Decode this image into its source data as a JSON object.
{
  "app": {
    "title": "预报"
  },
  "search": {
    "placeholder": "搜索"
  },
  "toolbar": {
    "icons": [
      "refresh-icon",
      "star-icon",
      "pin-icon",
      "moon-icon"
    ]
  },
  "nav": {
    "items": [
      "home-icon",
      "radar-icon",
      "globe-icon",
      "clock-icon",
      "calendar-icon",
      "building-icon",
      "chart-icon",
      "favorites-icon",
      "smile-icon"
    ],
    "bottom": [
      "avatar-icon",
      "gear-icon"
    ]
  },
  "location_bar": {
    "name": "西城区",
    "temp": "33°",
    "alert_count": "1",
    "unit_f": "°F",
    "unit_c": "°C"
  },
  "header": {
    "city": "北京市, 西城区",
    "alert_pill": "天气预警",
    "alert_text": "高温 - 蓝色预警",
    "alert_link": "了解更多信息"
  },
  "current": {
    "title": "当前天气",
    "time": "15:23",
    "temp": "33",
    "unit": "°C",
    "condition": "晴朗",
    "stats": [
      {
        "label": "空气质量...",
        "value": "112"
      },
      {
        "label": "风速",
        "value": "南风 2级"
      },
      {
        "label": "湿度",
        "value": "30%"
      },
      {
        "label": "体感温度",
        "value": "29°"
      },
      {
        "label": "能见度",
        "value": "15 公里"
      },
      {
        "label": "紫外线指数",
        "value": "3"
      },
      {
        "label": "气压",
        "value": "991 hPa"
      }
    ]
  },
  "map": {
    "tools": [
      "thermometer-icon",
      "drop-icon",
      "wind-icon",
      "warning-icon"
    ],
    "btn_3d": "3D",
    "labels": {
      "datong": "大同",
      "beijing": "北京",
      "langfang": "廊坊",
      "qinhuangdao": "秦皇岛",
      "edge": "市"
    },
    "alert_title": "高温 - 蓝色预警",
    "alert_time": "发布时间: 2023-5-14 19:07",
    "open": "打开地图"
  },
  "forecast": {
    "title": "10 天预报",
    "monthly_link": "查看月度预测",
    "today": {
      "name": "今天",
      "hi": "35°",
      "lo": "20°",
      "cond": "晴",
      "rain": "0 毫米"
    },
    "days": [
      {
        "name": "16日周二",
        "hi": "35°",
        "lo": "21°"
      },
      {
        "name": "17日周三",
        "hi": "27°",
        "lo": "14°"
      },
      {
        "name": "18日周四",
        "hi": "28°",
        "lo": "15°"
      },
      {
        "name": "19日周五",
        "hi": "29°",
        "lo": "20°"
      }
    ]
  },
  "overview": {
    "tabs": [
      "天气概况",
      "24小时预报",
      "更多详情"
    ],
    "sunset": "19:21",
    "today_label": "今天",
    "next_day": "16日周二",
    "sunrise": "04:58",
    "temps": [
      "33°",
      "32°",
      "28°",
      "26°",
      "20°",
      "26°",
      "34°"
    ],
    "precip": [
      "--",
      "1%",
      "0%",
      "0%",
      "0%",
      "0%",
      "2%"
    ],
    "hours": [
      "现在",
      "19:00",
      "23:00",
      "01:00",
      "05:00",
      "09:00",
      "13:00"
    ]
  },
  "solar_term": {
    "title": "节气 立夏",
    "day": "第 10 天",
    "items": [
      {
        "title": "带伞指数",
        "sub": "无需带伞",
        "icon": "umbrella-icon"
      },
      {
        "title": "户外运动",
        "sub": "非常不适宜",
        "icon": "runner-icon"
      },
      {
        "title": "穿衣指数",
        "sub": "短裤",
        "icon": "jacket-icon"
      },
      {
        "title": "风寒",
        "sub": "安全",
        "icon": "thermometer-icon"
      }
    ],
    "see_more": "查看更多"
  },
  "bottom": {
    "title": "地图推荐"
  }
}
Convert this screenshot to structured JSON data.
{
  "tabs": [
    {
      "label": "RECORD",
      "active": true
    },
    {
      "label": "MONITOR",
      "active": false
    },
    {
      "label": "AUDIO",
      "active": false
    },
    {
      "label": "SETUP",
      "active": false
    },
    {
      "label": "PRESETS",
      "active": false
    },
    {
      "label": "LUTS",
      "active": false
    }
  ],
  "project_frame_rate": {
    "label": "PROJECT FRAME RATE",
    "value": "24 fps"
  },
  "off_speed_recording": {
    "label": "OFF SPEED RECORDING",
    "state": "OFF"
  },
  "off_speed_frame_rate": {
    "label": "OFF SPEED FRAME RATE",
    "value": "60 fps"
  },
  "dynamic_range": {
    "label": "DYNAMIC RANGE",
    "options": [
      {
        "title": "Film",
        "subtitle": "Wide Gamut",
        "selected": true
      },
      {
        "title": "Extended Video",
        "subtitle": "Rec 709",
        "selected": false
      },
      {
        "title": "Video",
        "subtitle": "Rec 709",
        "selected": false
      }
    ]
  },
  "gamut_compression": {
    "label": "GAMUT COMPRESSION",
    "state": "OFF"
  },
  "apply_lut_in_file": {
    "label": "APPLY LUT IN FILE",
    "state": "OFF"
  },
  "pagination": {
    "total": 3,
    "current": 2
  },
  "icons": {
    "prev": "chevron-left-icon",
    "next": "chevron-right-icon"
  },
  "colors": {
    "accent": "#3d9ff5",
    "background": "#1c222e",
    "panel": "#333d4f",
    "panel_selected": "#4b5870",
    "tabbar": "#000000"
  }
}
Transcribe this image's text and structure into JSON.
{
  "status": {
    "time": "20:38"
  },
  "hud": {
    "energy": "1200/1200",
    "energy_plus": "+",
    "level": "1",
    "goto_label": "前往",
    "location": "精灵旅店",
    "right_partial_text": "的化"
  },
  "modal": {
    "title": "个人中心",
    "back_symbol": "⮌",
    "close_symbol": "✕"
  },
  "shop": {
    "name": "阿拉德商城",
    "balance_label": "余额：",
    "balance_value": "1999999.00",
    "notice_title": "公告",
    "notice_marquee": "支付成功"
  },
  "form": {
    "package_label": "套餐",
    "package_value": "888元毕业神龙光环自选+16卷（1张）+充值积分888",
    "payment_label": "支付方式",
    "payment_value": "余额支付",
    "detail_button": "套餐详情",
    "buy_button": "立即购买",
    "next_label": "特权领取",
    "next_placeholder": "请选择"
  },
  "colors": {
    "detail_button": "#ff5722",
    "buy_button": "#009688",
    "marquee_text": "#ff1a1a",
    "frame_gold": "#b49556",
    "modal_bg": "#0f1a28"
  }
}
-*-*-
→ Brief: Take the lines above and print them exactly.

→ The solution:
Decode this image into its source data as a JSON object.
{
  "app": {
    "title": "预报"
  },
  "search": {
    "placeholder": "搜索"
  },
  "toolbar": {
    "icons": [
      "refresh-icon",
      "star-icon",
      "pin-icon",
      "moon-icon"
    ]
  },
  "nav": {
    "items": [
      "home-icon",
      "radar-icon",
      "globe-icon",
      "clock-icon",
      "calendar-icon",
      "building-icon",
      "chart-icon",
      "favorites-icon",
      "smile-icon"
    ],
    "bottom": [
      "avatar-icon",
      "gear-icon"
    ]
  },
  "location_bar": {
    "name": "西城区",
    "temp": "33°",
    "alert_count": "1",
    "unit_f": "°F",
    "unit_c": "°C"
  },
  "header": {
    "city": "北京市, 西城区",
    "alert_pill": "天气预警",
    "alert_text": "高温 - 蓝色预警",
    "alert_link": "了解更多信息"
  },
  "current": {
    "title": "当前天气",
    "time": "15:23",
    "temp": "33",
    "unit": "°C",
    "condition": "晴朗",
    "stats": [
      {
        "label": "空气质量...",
        "value": "112"
      },
      {
        "label": "风速",
        "value": "南风 2级"
      },
      {
        "label": "湿度",
        "value": "30%"
      },
      {
        "label": "体感温度",
        "value": "29°"
      },
      {
        "label": "能见度",
        "value": "15 公里"
      },
      {
        "label": "紫外线指数",
        "value": "3"
      },
      {
        "label": "气压",
        "value": "991 hPa"
      }
    ]
  },
  "map": {
    "tools": [
      "thermometer-icon",
      "drop-icon",
      "wind-icon",
      "warning-icon"
    ],
    "btn_3d": "3D",
    "labels": {
      "datong": "大同",
      "beijing": "北京",
      "langfang": "廊坊",
      "qinhuangdao": "秦皇岛",
      "edge": "市"
    },
    "alert_title": "高温 - 蓝色预警",
    "alert_time": "发布时间: 2023-5-14 19:07",
    "open": "打开地图"
  },
  "forecast": {
    "title": "10 天预报",
    "monthly_link": "查看月度预测",
    "today": {
      "name": "今天",
      "hi": "35°",
      "lo": "20°",
      "cond": "晴",
      "rain": "0 毫米"
    },
    "days": [
      {
        "name": "16日周二",
        "hi": "35°",
        "lo": "21°"
      },
      {
        "name": "17日周三",
        "hi": "27°",
        "lo": "14°"
      },
      {
        "name": "18日周四",
        "hi": "28°",
        "lo": "15°"
      },
      {
        "name": "19日周五",
        "hi": "29°",
        "lo": "20°"
      }
    ]
  },
  "overview": {
    "tabs": [
      "天气概况",
      "24小时预报",
      "更多详情"
    ],
    "sunset": "19:21",
    "today_label": "今天",
    "next_day": "16日周二",
    "sunrise": "04:58",
    "temps": [
      "33°",
      "32°",
      "28°",
      "26°",
      "20°",
      "26°",
      "34°"
    ],
    "precip": [
      "--",
      "1%",
      "0%",
      "0%",
      "0%",
      "0%",
      "2%"
    ],
    "hours": [
      "现在",
      "19:00",
      "23:00",
      "01:00",
      "05:00",
      "09:00",
      "13:00"
    ]
  },
  "solar_term": {
    "title": "节气 立夏",
    "day": "第 10 天",
    "items": [
      {
        "title": "带伞指数",
        "sub": "无需带伞",
        "icon": "umbrella-icon"
      },
      {
        "title": "户外运动",
        "sub": "非常不适宜",
        "icon": "runner-icon"
      },
      {
        "title": "穿衣指数",
        "sub": "短裤",
        "icon": "jacket-icon"
      },
      {
        "title": "风寒",
        "sub": "安全",
        "icon": "thermometer-icon"
      }
    ],
    "see_more": "查看更多"
  },
  "bottom": {
    "title": "地图推荐"
  }
}
Convert this screenshot to structured JSON data.
{
  "tabs": [
    {
      "label": "RECORD",
      "active": true
    },
    {
      "label": "MONITOR",
      "active": false
    },
    {
      "label": "AUDIO",
      "active": false
    },
    {
      "label": "SETUP",
      "active": false
    },
    {
      "label": "PRESETS",
      "active": false
    },
    {
      "label": "LUTS",
      "active": false
    }
  ],
  "project_frame_rate": {
    "label": "PROJECT FRAME RATE",
    "value": "24 fps"
  },
  "off_speed_recording": {
    "label": "OFF SPEED RECORDING",
    "state": "OFF"
  },
  "off_speed_frame_rate": {
    "label": "OFF SPEED FRAME RATE",
    "value": "60 fps"
  },
  "dynamic_range": {
    "label": "DYNAMIC RANGE",
    "options": [
      {
        "title": "Film",
        "subtitle": "Wide Gamut",
        "selected": true
      },
      {
        "title": "Extended Video",
        "subtitle": "Rec 709",
        "selected": false
      },
      {
        "title": "Video",
        "subtitle": "Rec 709",
        "selected": false
      }
    ]
  },
  "gamut_compression": {
    "label": "GAMUT COMPRESSION",
    "state": "OFF"
  },
  "apply_lut_in_file": {
    "label": "APPLY LUT IN FILE",
    "state": "OFF"
  },
  "pagination": {
    "total": 3,
    "current": 2
  },
  "icons": {
    "prev": "chevron-left-icon",
    "next": "chevron-right-icon"
  },
  "colors": {
    "accent": "#3d9ff5",
    "background": "#1c222e",
    "panel": "#333d4f",
    "panel_selected": "#4b5870",
    "tabbar": "#000000"
  }
}
Transcribe this image's text and structure into JSON.
{
  "status": {
    "time": "20:38"
  },
  "hud": {
    "energy": "1200/1200",
    "energy_plus": "+",
    "level": "1",
    "goto_label": "前往",
    "location": "精灵旅店",
    "right_partial_text": "的化"
  },
  "modal": {
    "title": "个人中心",
    "back_symbol": "⮌",
    "close_symbol": "✕"
  },
  "shop": {
    "name": "阿拉德商城",
    "balance_label": "余额：",
    "balance_value": "1999999.00",
    "notice_title": "公告",
    "notice_marquee": "支付成功"
  },
  "form": {
    "package_label": "套餐",
    "package_value": "888元毕业神龙光环自选+16卷（1张）+充值积分888",
    "payment_label": "支付方式",
    "payment_value": "余额支付",
    "detail_button": "套餐详情",
    "buy_button": "立即购买",
    "next_label": "特权领取",
    "next_placeholder": "请选择"
  },
  "colors": {
    "detail_button": "#ff5722",
    "buy_button": "#009688",
    "marquee_text": "#ff1a1a",
    "frame_gold": "#b49556",
    "modal_bg": "#0f1a28"
  }
}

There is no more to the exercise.